GIVEN TASK:
What is the number of lines in the data that hold the string "Skew"? Reply with that number only.

EXERCISE MATERIAL:
════════════════════

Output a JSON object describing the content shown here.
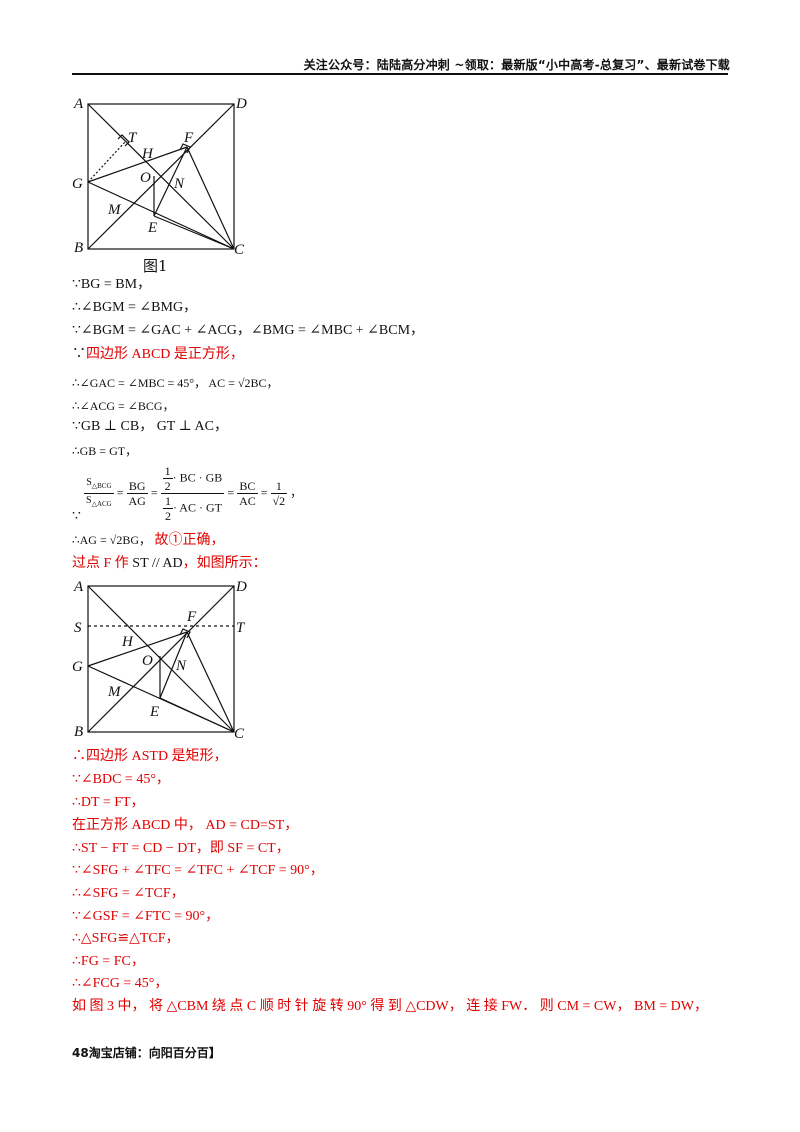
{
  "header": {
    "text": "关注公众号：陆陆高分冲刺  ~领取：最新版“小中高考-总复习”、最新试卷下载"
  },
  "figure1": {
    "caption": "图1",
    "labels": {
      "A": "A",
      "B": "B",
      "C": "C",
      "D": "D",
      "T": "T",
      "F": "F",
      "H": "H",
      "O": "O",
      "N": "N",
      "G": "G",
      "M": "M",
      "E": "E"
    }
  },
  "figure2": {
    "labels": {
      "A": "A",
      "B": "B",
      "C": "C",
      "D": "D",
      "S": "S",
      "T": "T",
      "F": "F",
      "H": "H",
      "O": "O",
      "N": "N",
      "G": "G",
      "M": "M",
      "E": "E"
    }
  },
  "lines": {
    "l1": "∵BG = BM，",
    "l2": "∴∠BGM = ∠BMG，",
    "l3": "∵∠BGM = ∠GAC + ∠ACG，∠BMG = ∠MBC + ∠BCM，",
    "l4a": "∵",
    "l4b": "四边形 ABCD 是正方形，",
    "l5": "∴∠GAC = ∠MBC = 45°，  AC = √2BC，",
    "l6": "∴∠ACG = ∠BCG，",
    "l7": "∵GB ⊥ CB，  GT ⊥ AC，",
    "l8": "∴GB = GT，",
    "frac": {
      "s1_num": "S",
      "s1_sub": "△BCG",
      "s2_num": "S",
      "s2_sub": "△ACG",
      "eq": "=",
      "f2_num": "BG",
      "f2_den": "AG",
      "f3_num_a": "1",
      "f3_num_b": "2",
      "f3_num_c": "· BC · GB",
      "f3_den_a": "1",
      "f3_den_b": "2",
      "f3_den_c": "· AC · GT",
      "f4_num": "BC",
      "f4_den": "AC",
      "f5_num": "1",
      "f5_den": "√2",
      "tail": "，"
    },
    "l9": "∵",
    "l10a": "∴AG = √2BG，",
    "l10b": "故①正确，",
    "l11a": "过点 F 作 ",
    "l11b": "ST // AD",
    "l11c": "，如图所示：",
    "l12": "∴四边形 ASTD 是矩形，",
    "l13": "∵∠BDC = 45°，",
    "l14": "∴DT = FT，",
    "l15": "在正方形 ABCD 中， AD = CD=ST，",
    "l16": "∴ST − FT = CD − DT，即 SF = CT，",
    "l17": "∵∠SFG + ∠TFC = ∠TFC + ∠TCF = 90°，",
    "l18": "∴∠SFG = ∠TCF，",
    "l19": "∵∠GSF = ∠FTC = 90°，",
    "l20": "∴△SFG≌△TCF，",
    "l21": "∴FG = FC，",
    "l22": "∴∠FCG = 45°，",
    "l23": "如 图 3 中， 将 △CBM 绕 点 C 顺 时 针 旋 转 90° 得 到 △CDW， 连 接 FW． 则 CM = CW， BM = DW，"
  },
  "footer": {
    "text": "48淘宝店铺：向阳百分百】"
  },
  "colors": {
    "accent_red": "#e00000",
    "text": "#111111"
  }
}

════════════════════

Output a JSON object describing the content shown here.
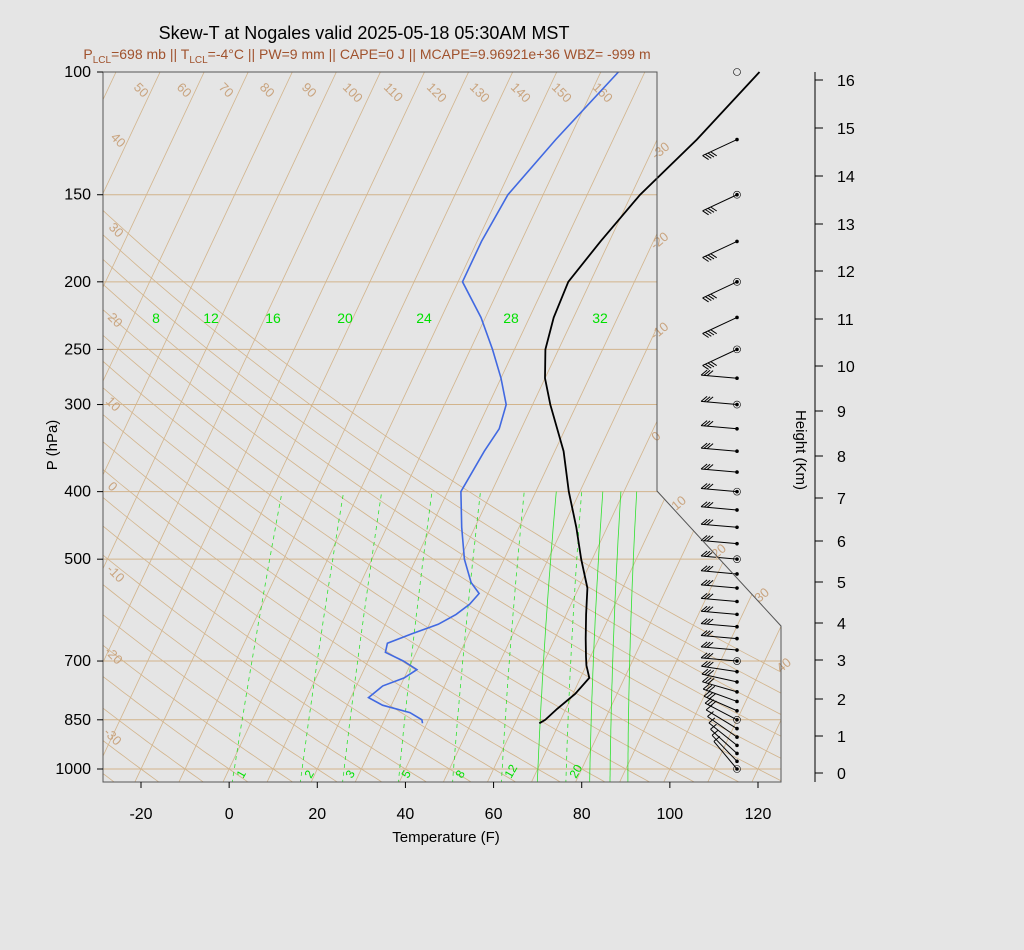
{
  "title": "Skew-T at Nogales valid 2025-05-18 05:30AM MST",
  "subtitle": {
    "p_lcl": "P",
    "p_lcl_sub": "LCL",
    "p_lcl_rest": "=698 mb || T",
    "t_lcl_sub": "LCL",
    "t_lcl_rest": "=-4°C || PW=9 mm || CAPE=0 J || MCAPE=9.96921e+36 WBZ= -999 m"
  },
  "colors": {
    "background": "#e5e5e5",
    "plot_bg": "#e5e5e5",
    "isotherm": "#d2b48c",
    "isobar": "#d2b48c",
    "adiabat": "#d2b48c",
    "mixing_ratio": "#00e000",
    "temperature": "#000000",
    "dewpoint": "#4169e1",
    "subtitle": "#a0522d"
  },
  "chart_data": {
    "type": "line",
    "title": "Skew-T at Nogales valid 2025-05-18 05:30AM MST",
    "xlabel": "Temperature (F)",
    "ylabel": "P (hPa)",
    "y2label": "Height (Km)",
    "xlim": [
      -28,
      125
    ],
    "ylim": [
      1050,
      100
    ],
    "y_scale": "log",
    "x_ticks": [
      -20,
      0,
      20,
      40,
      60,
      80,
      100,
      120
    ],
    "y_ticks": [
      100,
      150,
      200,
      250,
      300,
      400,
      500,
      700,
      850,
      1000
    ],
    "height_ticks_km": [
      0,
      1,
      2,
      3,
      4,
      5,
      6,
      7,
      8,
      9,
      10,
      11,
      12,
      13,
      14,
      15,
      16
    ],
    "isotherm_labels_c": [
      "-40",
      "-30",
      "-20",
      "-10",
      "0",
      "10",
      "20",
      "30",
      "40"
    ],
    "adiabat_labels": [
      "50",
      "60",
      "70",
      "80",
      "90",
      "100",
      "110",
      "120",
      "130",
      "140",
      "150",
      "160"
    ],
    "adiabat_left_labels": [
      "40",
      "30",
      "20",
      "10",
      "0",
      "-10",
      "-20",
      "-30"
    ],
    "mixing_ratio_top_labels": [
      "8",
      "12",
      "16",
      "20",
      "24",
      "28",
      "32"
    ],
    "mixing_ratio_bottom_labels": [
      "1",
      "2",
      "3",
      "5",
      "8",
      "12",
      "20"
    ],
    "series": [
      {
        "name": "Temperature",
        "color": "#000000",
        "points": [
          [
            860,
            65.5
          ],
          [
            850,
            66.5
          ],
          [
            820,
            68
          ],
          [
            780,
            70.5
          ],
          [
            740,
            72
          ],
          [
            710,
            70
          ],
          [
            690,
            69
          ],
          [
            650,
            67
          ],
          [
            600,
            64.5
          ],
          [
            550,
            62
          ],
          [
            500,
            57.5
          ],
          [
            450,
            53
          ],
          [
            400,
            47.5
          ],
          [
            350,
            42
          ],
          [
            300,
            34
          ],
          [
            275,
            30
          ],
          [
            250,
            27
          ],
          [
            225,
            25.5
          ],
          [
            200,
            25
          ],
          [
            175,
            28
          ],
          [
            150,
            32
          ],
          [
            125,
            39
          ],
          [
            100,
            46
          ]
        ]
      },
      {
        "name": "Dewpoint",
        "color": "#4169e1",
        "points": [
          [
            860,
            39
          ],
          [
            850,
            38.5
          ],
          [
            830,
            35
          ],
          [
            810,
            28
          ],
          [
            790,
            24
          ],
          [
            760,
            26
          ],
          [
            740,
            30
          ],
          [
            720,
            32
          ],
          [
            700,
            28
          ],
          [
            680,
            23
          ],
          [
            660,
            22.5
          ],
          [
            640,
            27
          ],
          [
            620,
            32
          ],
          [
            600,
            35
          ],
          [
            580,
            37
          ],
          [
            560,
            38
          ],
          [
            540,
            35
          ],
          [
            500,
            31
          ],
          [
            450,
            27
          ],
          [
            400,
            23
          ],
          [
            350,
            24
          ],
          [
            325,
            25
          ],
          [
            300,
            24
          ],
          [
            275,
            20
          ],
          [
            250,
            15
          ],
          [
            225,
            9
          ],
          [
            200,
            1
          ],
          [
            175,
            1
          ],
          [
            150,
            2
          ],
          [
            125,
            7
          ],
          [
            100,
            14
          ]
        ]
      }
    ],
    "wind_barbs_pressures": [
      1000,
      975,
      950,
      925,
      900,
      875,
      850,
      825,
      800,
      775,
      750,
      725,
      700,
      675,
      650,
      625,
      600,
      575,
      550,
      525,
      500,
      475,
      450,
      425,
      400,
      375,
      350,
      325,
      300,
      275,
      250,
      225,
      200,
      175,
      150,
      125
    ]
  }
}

════════════════════

OUTPUT OF THE TASK:
2